___ RECORDS SUPPLIED

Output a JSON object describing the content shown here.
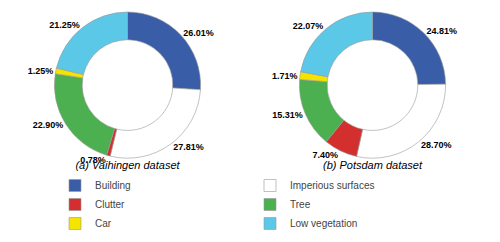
{
  "chart_data": [
    {
      "type": "donut",
      "title": "(a) Vaihingen dataset",
      "categories": [
        "Building",
        "Imperious surfaces",
        "Clutter",
        "Tree",
        "Car",
        "Low vegetation"
      ],
      "values": [
        26.01,
        27.81,
        0.78,
        22.9,
        1.25,
        21.25
      ],
      "value_labels": [
        "26.01%",
        "27.81%",
        "0.78%",
        "22.90%",
        "1.25%",
        "21.25%"
      ],
      "colors": [
        "#3a5da8",
        "#ffffff",
        "#d32f2f",
        "#4caf50",
        "#f5e400",
        "#5bc8e8"
      ],
      "data_labels": true,
      "legend": "bottom"
    },
    {
      "type": "donut",
      "title": "(b) Potsdam dataset",
      "categories": [
        "Building",
        "Imperious surfaces",
        "Clutter",
        "Tree",
        "Car",
        "Low vegetation"
      ],
      "values": [
        24.81,
        28.7,
        7.4,
        15.31,
        1.71,
        22.07
      ],
      "value_labels": [
        "24.81%",
        "28.70%",
        "7.40%",
        "15.31%",
        "1.71%",
        "22.07%"
      ],
      "colors": [
        "#3a5da8",
        "#ffffff",
        "#d32f2f",
        "#4caf50",
        "#f5e400",
        "#5bc8e8"
      ],
      "data_labels": true,
      "legend": "bottom"
    }
  ]
}
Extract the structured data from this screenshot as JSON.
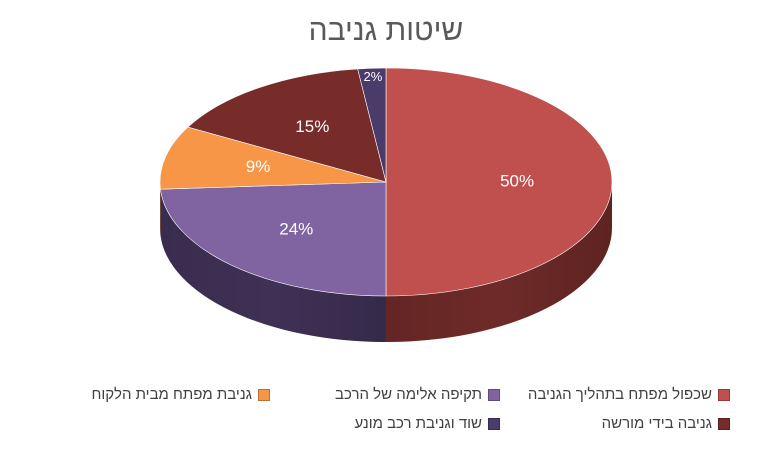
{
  "chart_data": {
    "type": "pie",
    "title": "שיטות גניבה",
    "legend_position": "bottom",
    "slices": [
      {
        "label": "שכפול מפתח בתהליך הגניבה",
        "value": 50,
        "display": "50%",
        "color": "#C0504D",
        "side": "#6E2A28"
      },
      {
        "label": "תקיפה אלימה של הרכב",
        "value": 24,
        "display": "24%",
        "color": "#8064A2",
        "side": "#3F3156"
      },
      {
        "label": "גניבת מפתח מבית הלקוח",
        "value": 9,
        "display": "9%",
        "color": "#F79646",
        "side": "#A55F22"
      },
      {
        "label": "גניבה בידי מורשה",
        "value": 15,
        "display": "15%",
        "color": "#772C2A",
        "side": "#3A1312"
      },
      {
        "label": "שוד וגניבת רכב מונע",
        "value": 2,
        "display": "2%",
        "color": "#4B3B6B",
        "side": "#241B36"
      }
    ]
  }
}
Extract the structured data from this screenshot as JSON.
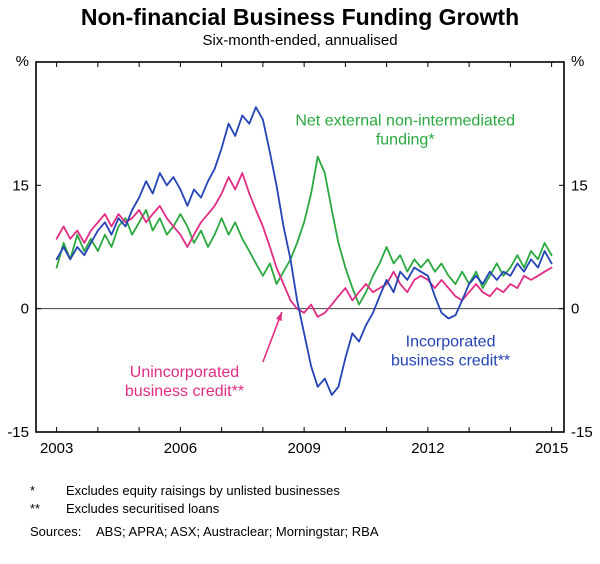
{
  "chart_data": {
    "type": "line",
    "title": "Non-financial Business Funding Growth",
    "subtitle": "Six-month-ended, annualised",
    "unit": "%",
    "xlim": [
      2002.5,
      2015.3
    ],
    "ylim": [
      -15,
      30
    ],
    "yticks": [
      -15,
      0,
      15
    ],
    "xticks": [
      2003,
      2006,
      2009,
      2012,
      2015
    ],
    "grid": "zero-line-only",
    "legend": "in-plot colored annotations",
    "series": [
      {
        "id": "net-external",
        "name": "Net external non-intermediated funding*",
        "color": "#2aa83f",
        "points": [
          [
            2003.0,
            5
          ],
          [
            2003.17,
            8
          ],
          [
            2003.33,
            6
          ],
          [
            2003.5,
            9
          ],
          [
            2003.67,
            7
          ],
          [
            2003.83,
            8.5
          ],
          [
            2004.0,
            7
          ],
          [
            2004.17,
            9
          ],
          [
            2004.33,
            7.5
          ],
          [
            2004.5,
            10
          ],
          [
            2004.67,
            11
          ],
          [
            2004.83,
            9
          ],
          [
            2005.0,
            10.5
          ],
          [
            2005.17,
            12
          ],
          [
            2005.33,
            9.5
          ],
          [
            2005.5,
            11
          ],
          [
            2005.67,
            9
          ],
          [
            2005.83,
            10
          ],
          [
            2006.0,
            11.5
          ],
          [
            2006.17,
            10
          ],
          [
            2006.33,
            8
          ],
          [
            2006.5,
            9.5
          ],
          [
            2006.67,
            7.5
          ],
          [
            2006.83,
            9
          ],
          [
            2007.0,
            11
          ],
          [
            2007.17,
            9
          ],
          [
            2007.33,
            10.5
          ],
          [
            2007.5,
            8.5
          ],
          [
            2007.67,
            7
          ],
          [
            2007.83,
            5.5
          ],
          [
            2008.0,
            4
          ],
          [
            2008.17,
            5.5
          ],
          [
            2008.33,
            3
          ],
          [
            2008.5,
            4.5
          ],
          [
            2008.67,
            6
          ],
          [
            2008.83,
            8
          ],
          [
            2009.0,
            10.5
          ],
          [
            2009.17,
            14
          ],
          [
            2009.33,
            18.5
          ],
          [
            2009.5,
            16.5
          ],
          [
            2009.67,
            12
          ],
          [
            2009.83,
            8
          ],
          [
            2010.0,
            5
          ],
          [
            2010.17,
            2.5
          ],
          [
            2010.33,
            0.5
          ],
          [
            2010.5,
            2
          ],
          [
            2010.67,
            4
          ],
          [
            2010.83,
            5.5
          ],
          [
            2011.0,
            7.5
          ],
          [
            2011.17,
            5.5
          ],
          [
            2011.33,
            6.5
          ],
          [
            2011.5,
            4.5
          ],
          [
            2011.67,
            6
          ],
          [
            2011.83,
            5
          ],
          [
            2012.0,
            6
          ],
          [
            2012.17,
            4.5
          ],
          [
            2012.33,
            5.5
          ],
          [
            2012.5,
            4
          ],
          [
            2012.67,
            3
          ],
          [
            2012.83,
            4.5
          ],
          [
            2013.0,
            3
          ],
          [
            2013.17,
            4.5
          ],
          [
            2013.33,
            2.5
          ],
          [
            2013.5,
            4
          ],
          [
            2013.67,
            5.5
          ],
          [
            2013.83,
            4
          ],
          [
            2014.0,
            5
          ],
          [
            2014.17,
            6.5
          ],
          [
            2014.33,
            5
          ],
          [
            2014.5,
            7
          ],
          [
            2014.67,
            6
          ],
          [
            2014.83,
            8
          ],
          [
            2015.0,
            6.5
          ]
        ]
      },
      {
        "id": "unincorporated",
        "name": "Unincorporated business credit**",
        "color": "#e12c83",
        "points": [
          [
            2003.0,
            8.5
          ],
          [
            2003.17,
            10
          ],
          [
            2003.33,
            8.5
          ],
          [
            2003.5,
            9.5
          ],
          [
            2003.67,
            8
          ],
          [
            2003.83,
            9.5
          ],
          [
            2004.0,
            10.5
          ],
          [
            2004.17,
            11.5
          ],
          [
            2004.33,
            10
          ],
          [
            2004.5,
            11.5
          ],
          [
            2004.67,
            10.5
          ],
          [
            2004.83,
            11
          ],
          [
            2005.0,
            12
          ],
          [
            2005.17,
            10.5
          ],
          [
            2005.33,
            11.5
          ],
          [
            2005.5,
            12.5
          ],
          [
            2005.67,
            11
          ],
          [
            2005.83,
            10
          ],
          [
            2006.0,
            9
          ],
          [
            2006.17,
            7.5
          ],
          [
            2006.33,
            9
          ],
          [
            2006.5,
            10.5
          ],
          [
            2006.67,
            11.5
          ],
          [
            2006.83,
            12.5
          ],
          [
            2007.0,
            14
          ],
          [
            2007.17,
            16
          ],
          [
            2007.33,
            14.5
          ],
          [
            2007.5,
            16.5
          ],
          [
            2007.67,
            14
          ],
          [
            2007.83,
            12
          ],
          [
            2008.0,
            10
          ],
          [
            2008.17,
            7.5
          ],
          [
            2008.33,
            5
          ],
          [
            2008.5,
            3
          ],
          [
            2008.67,
            1
          ],
          [
            2008.83,
            0
          ],
          [
            2009.0,
            -0.5
          ],
          [
            2009.17,
            0.5
          ],
          [
            2009.33,
            -1
          ],
          [
            2009.5,
            -0.5
          ],
          [
            2009.67,
            0.5
          ],
          [
            2009.83,
            1.5
          ],
          [
            2010.0,
            2.5
          ],
          [
            2010.17,
            1
          ],
          [
            2010.33,
            2
          ],
          [
            2010.5,
            3
          ],
          [
            2010.67,
            2
          ],
          [
            2010.83,
            2.5
          ],
          [
            2011.0,
            3
          ],
          [
            2011.17,
            4.5
          ],
          [
            2011.33,
            3
          ],
          [
            2011.5,
            2
          ],
          [
            2011.67,
            3.5
          ],
          [
            2011.83,
            4
          ],
          [
            2012.0,
            3.5
          ],
          [
            2012.17,
            2.5
          ],
          [
            2012.33,
            3.5
          ],
          [
            2012.5,
            2.5
          ],
          [
            2012.67,
            1.5
          ],
          [
            2012.83,
            1
          ],
          [
            2013.0,
            2
          ],
          [
            2013.17,
            3
          ],
          [
            2013.33,
            2
          ],
          [
            2013.5,
            1.5
          ],
          [
            2013.67,
            2.5
          ],
          [
            2013.83,
            2
          ],
          [
            2014.0,
            3
          ],
          [
            2014.17,
            2.5
          ],
          [
            2014.33,
            4
          ],
          [
            2014.5,
            3.5
          ],
          [
            2014.67,
            4
          ],
          [
            2014.83,
            4.5
          ],
          [
            2015.0,
            5
          ]
        ]
      },
      {
        "id": "incorporated",
        "name": "Incorporated business credit**",
        "color": "#2443b5",
        "points": [
          [
            2003.0,
            6
          ],
          [
            2003.17,
            7.5
          ],
          [
            2003.33,
            6
          ],
          [
            2003.5,
            7.5
          ],
          [
            2003.67,
            6.5
          ],
          [
            2003.83,
            8
          ],
          [
            2004.0,
            9.5
          ],
          [
            2004.17,
            10.5
          ],
          [
            2004.33,
            9
          ],
          [
            2004.5,
            11
          ],
          [
            2004.67,
            10
          ],
          [
            2004.83,
            12
          ],
          [
            2005.0,
            13.5
          ],
          [
            2005.17,
            15.5
          ],
          [
            2005.33,
            14
          ],
          [
            2005.5,
            16.5
          ],
          [
            2005.67,
            15
          ],
          [
            2005.83,
            16
          ],
          [
            2006.0,
            14.5
          ],
          [
            2006.17,
            12.5
          ],
          [
            2006.33,
            14.5
          ],
          [
            2006.5,
            13.5
          ],
          [
            2006.67,
            15.5
          ],
          [
            2006.83,
            17
          ],
          [
            2007.0,
            19.5
          ],
          [
            2007.17,
            22.5
          ],
          [
            2007.33,
            21
          ],
          [
            2007.5,
            23.5
          ],
          [
            2007.67,
            22.5
          ],
          [
            2007.83,
            24.5
          ],
          [
            2008.0,
            23
          ],
          [
            2008.17,
            19
          ],
          [
            2008.33,
            15
          ],
          [
            2008.5,
            10
          ],
          [
            2008.67,
            6
          ],
          [
            2008.83,
            1
          ],
          [
            2009.0,
            -3
          ],
          [
            2009.17,
            -7
          ],
          [
            2009.33,
            -9.5
          ],
          [
            2009.5,
            -8.5
          ],
          [
            2009.67,
            -10.5
          ],
          [
            2009.83,
            -9.5
          ],
          [
            2010.0,
            -6
          ],
          [
            2010.17,
            -3
          ],
          [
            2010.33,
            -4
          ],
          [
            2010.5,
            -2
          ],
          [
            2010.67,
            -0.5
          ],
          [
            2010.83,
            1.5
          ],
          [
            2011.0,
            3.5
          ],
          [
            2011.17,
            2
          ],
          [
            2011.33,
            4.5
          ],
          [
            2011.5,
            3.5
          ],
          [
            2011.67,
            5
          ],
          [
            2011.83,
            4.5
          ],
          [
            2012.0,
            4
          ],
          [
            2012.17,
            1.5
          ],
          [
            2012.33,
            -0.5
          ],
          [
            2012.5,
            -1.2
          ],
          [
            2012.67,
            -0.8
          ],
          [
            2012.83,
            1
          ],
          [
            2013.0,
            3
          ],
          [
            2013.17,
            4
          ],
          [
            2013.33,
            3
          ],
          [
            2013.5,
            4.5
          ],
          [
            2013.67,
            3.5
          ],
          [
            2013.83,
            4.5
          ],
          [
            2014.0,
            4
          ],
          [
            2014.17,
            5.5
          ],
          [
            2014.33,
            4.5
          ],
          [
            2014.5,
            6
          ],
          [
            2014.67,
            5
          ],
          [
            2014.83,
            7
          ],
          [
            2015.0,
            5.5
          ]
        ]
      }
    ],
    "annotations": [
      {
        "id": "net-external-label",
        "lines": [
          "Net external non-intermediated",
          "funding*"
        ],
        "x": 2011.45,
        "y": 22.3,
        "color": "#2aa83f"
      },
      {
        "id": "incorporated-label",
        "lines": [
          "Incorporated",
          "business credit**"
        ],
        "x": 2012.55,
        "y": -4.6,
        "color": "#2443b5"
      },
      {
        "id": "unincorporated-label",
        "lines": [
          "Unincorporated",
          "business credit**"
        ],
        "x": 2006.1,
        "y": -8.3,
        "color": "#e12c83"
      }
    ],
    "arrow": {
      "from": {
        "x": 2008.0,
        "y": -6.5
      },
      "to": {
        "x": 2008.46,
        "y": -0.4
      },
      "color": "#e12c83"
    }
  },
  "footnotes": [
    {
      "marker": "*",
      "text": "Excludes equity raisings by unlisted businesses"
    },
    {
      "marker": "**",
      "text": "Excludes securitised loans"
    }
  ],
  "sources": {
    "label": "Sources:",
    "text": "ABS; APRA; ASX; Austraclear; Morningstar; RBA"
  }
}
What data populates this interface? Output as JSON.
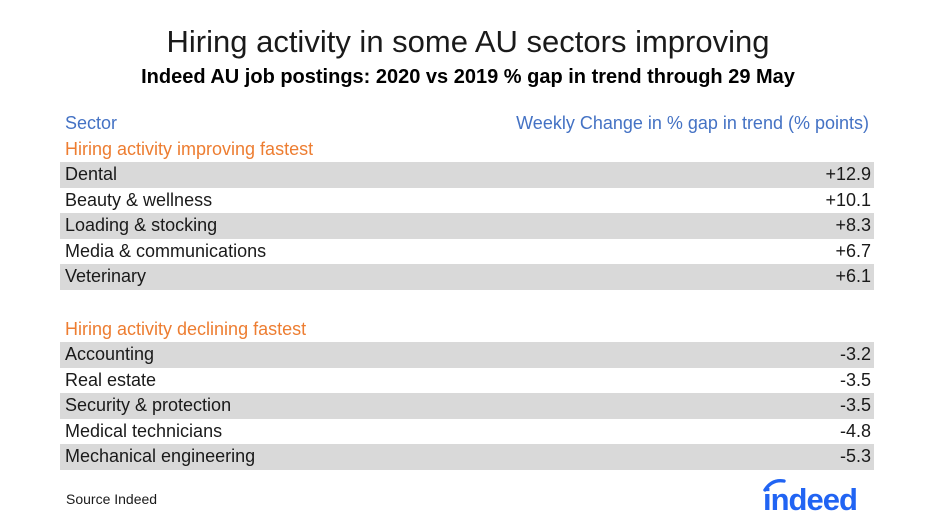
{
  "header": {
    "title": "Hiring activity in some AU sectors improving",
    "subtitle": "Indeed AU job postings: 2020 vs 2019 % gap in trend through 29 May"
  },
  "colors": {
    "header_text": "#4472c4",
    "section_text": "#ed7d31",
    "row_shade": "#d9d9d9",
    "logo_blue": "#2164f3"
  },
  "chart_data": {
    "type": "table",
    "columns": [
      "Sector",
      "Weekly Change in % gap in trend (% points)"
    ],
    "groups": [
      {
        "label": "Hiring activity improving fastest",
        "rows": [
          {
            "sector": "Dental",
            "value": "+12.9"
          },
          {
            "sector": "Beauty & wellness",
            "value": "+10.1"
          },
          {
            "sector": "Loading & stocking",
            "value": "+8.3"
          },
          {
            "sector": "Media & communications",
            "value": "+6.7"
          },
          {
            "sector": "Veterinary",
            "value": "+6.1"
          }
        ]
      },
      {
        "label": "Hiring activity declining fastest",
        "rows": [
          {
            "sector": "Accounting",
            "value": "-3.2"
          },
          {
            "sector": "Real estate",
            "value": "-3.5"
          },
          {
            "sector": "Security & protection",
            "value": "-3.5"
          },
          {
            "sector": "Medical technicians",
            "value": "-4.8"
          },
          {
            "sector": "Mechanical engineering",
            "value": "-5.3"
          }
        ]
      }
    ]
  },
  "footer": {
    "source": "Source Indeed",
    "logo_text": "indeed",
    "logo_icon": "indeed-logo-arc"
  }
}
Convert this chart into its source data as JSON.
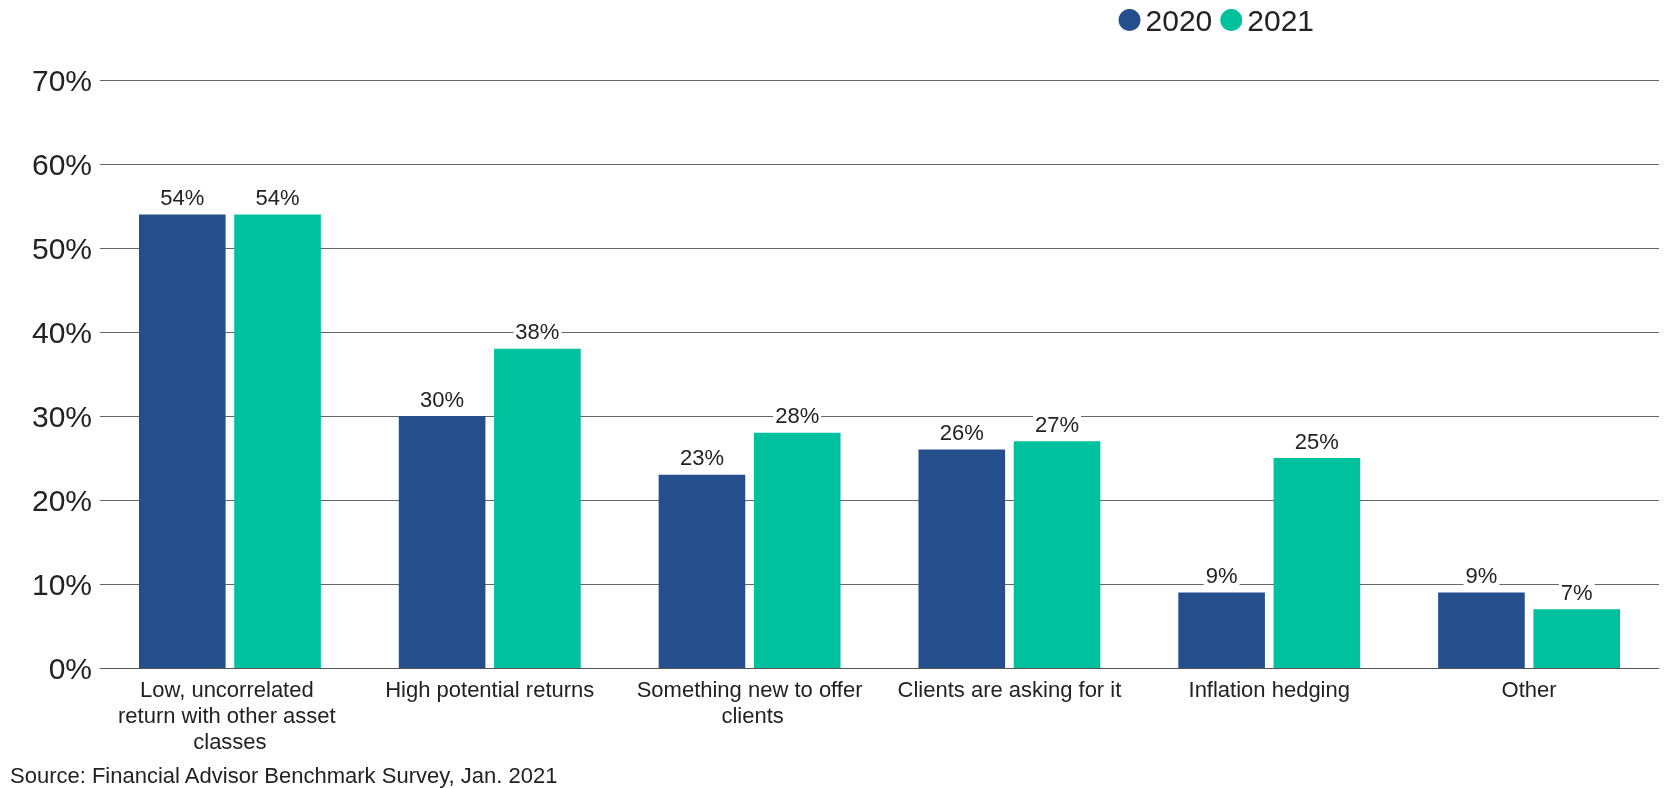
{
  "chart_data": {
    "type": "bar",
    "categories": [
      "Low, uncorrelated return with other asset classes",
      "High potential returns",
      "Something new to offer clients",
      "Clients are asking for it",
      "Inflation hedging",
      "Other"
    ],
    "series": [
      {
        "name": "2020",
        "color": "#244f8c",
        "values": [
          54,
          30,
          23,
          26,
          9,
          9
        ],
        "value_labels": [
          "54%",
          "30%",
          "23%",
          "26%",
          "9%",
          "9%"
        ]
      },
      {
        "name": "2021",
        "color": "#00c19e",
        "values": [
          54,
          38,
          28,
          27,
          25,
          7
        ],
        "value_labels": [
          "54%",
          "38%",
          "28%",
          "27%",
          "25%",
          "7%"
        ]
      }
    ],
    "ylim": [
      0,
      70
    ],
    "yticks": [
      {
        "value": 0,
        "label": "0%"
      },
      {
        "value": 10,
        "label": "10%"
      },
      {
        "value": 20,
        "label": "20%"
      },
      {
        "value": 30,
        "label": "30%"
      },
      {
        "value": 40,
        "label": "40%"
      },
      {
        "value": 50,
        "label": "50%"
      },
      {
        "value": 60,
        "label": "60%"
      },
      {
        "value": 70,
        "label": "70%"
      }
    ],
    "grid": "y",
    "legend": "top right",
    "annotations": [
      "Source: Financial Advisor Benchmark Survey, Jan. 2021"
    ]
  }
}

______

- _PROBLEM TO SOLVE_
Copy every line of the listing that contains the word "fastest".

- _REPLY_
        "label": "Hiring activity improving fastest",
        "label": "Hiring activity declining fastest",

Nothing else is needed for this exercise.